Required work:
a: According to the excerpt on CrKin13 phosphorylation, which residues of pCrKin13 did mass spectrometry identify as phosphorylated?
b: Write out the excerpt on CrKin13 phosphorylation word for word, starting with "To further confirm" and going on through "depolymerization (Fig. 6E).".

START Extract to read

Phosphorylation of CrKin13 regulates its targeting to microtubules
To learn more about the property of CrKin13 regulated by protein phosphorylation, we examined cellular locations of CrKin13. Phosphorylation of MCAK, a member of kinesin-13 family, has been shown to regulate its targeting (Lan et al., 2004). We tested whether phosphorylation of CrKin13 might target it to microtubules. After deflagellation, though most of the cytoplasmic microtubules were depolymerized, sparse and shorter microtubules still existed (Fig. 2B). We set out a cell fractionation assay to test this hypothesis. To do this, control cells and deflagellated cells were lysed and fractionated into soluble fractions (S) and insoluble microtubule containing fractions (P). The samples were then analyzed by SDS-PAGE and immunoblotting. Control protein SksC was localized to the soluble fractions from control and deflagellated cells (Fig. 6A). CrKin13 was not phosphorylated in control cells and localized to the soluble fraction. In contrast, Crkin13 was phosphorylated in deflagellated cells and was solely present in the insoluble fraction (Fig. 6A). Analysis of cell samples taken at different stages of flagellar assembly when CrKin13 underwent phosphorylation changes also showed that pCrKin13 was localized to the insoluble fraction while CrKin13 to the soluble fraction (Fig. 6B).
We have used phosphorylation and dephosphorylation assay to further show that phosphorylation was a key factor in targeting CrKin13 to cytoplasmic microtubules. Control cells were lysed in the presence of ATP to induce CrKin13 phosphorylation. Cell fractionation and immunoblotting showed that CrKin13 was localized to the microtubule fractions when it became phosphorylated (Fig. 6C). Reversely, when pCrKin13 from the deflagellated cell lysate became dephosphorylated by phosphatase treatment, it changed its location from free soluble fraction to insoluble fraction (Fig. 6D).
To further confirm that the localization of pCrKin13 to the insoluble fraction was due to association with microtubules, cells were lysed under cold condition, which supposedly depolymerizes most cytoplasmic microtubules except acetylated rootlet microtubules (Holmes and Dutcher, 1989; LeDizet and Piperno, 1986). Indeed, pCrKin13 was localized in the soluble fraction after microtubule depolymerization (Fig. 6E).
Phosphorylation at S100 of CrKin13 regulates its targeting to microtubules
To learn the phosphorylation mechanisms of CrKin13, we determined the phosphorylated residues in pCrKin13 by mass spectrometry. Anti-MPM2 antibody has been shown to recognize and be able to immunoprecipitate pCrKin13 (Piao et al., 2009). pCrKin13 was immunoprecipitated using anti-MPM2 antibody conjugated beads from deflagellated cells. Immunoprecipitation from control cells was used as control. The immunoprecipitates from anti-MPM2 beads were analyzed on SDS-PAGE and Coomassie Blue staining (Fig. 7A). The pCrKin13 band (arrow) was excised and digested by trypsin followed by mass spectrometry analysis. Residues S100 and S522 were identified to be phosphorylated while T469 was potentially phosphorylated (supplementary material Fig. S4 and data not shown). S100 was localized in the N-terminal domain while S522 in the C-terminal domain (Fig. 7B).

END Extract to read
START Data listing

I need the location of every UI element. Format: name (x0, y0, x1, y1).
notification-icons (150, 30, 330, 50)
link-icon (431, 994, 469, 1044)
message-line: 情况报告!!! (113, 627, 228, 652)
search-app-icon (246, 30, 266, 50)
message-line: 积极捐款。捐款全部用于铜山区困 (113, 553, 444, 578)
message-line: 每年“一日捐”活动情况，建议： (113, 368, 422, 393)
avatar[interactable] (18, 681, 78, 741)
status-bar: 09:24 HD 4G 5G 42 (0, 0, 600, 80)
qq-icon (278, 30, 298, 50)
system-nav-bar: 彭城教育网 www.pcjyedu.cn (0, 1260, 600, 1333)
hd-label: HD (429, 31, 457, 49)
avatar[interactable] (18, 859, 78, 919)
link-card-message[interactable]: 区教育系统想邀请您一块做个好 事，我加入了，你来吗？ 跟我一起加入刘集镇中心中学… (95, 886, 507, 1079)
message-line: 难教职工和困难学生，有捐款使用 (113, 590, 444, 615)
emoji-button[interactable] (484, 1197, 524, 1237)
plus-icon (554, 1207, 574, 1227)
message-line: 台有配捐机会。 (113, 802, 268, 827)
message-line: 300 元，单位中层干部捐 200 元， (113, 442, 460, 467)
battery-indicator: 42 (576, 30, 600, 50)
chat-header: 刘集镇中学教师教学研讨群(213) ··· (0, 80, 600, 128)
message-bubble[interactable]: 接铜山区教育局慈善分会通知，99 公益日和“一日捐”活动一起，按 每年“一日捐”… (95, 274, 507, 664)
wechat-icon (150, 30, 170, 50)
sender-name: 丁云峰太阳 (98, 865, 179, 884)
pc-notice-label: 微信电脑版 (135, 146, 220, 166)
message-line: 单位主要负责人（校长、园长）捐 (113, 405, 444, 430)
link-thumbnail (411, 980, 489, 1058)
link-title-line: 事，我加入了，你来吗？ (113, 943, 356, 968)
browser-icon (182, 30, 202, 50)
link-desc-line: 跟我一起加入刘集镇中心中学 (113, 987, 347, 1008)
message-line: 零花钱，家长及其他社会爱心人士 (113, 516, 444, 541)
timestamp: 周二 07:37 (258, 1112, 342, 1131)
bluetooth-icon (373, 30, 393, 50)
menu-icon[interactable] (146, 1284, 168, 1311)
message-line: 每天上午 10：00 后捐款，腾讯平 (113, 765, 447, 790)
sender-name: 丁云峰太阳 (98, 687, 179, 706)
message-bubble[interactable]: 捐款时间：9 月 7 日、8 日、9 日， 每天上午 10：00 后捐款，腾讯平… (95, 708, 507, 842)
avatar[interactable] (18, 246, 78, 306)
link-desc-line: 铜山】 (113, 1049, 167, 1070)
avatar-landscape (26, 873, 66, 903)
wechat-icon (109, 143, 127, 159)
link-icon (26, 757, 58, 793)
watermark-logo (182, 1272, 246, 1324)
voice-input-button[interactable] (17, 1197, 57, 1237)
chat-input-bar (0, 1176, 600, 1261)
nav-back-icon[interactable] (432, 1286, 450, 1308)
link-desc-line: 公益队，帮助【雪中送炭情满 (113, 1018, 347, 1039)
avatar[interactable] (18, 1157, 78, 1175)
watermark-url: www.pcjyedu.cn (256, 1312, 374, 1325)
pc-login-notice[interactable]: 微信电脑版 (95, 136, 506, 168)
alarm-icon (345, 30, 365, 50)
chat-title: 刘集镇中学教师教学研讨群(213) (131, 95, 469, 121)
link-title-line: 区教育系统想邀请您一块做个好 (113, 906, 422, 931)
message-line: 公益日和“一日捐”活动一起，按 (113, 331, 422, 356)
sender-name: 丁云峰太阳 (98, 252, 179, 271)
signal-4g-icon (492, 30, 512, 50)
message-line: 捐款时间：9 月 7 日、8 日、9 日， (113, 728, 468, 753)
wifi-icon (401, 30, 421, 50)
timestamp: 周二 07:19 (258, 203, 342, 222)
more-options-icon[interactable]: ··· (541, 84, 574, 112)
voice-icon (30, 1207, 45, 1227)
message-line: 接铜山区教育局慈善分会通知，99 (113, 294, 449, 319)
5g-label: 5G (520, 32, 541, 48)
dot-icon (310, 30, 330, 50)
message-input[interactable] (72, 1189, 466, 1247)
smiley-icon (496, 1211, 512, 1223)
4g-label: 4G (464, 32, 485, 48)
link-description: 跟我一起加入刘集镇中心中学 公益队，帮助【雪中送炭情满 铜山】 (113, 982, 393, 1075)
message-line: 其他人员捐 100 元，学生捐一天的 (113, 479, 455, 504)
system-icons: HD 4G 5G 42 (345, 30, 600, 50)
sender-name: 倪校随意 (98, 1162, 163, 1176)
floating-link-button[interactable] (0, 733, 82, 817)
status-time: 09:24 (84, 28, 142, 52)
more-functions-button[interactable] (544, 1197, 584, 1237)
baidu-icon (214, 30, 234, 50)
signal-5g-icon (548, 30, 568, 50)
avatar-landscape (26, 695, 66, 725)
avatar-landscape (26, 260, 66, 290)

END Data listing

Replies:
a: S100 and S522.

b:
To further confirm that the localization of pCrKin13 to the insoluble fraction was due to association with microtubules, cells were lysed under cold condition, which supposedly depolymerizes most cytoplasmic microtubules except acetylated rootlet microtubules (Holmes and Dutcher, 1989; LeDizet and Piperno, 1986). Indeed, pCrKin13 was localized in the soluble fraction after microtubule depolymerization (Fig. 6E).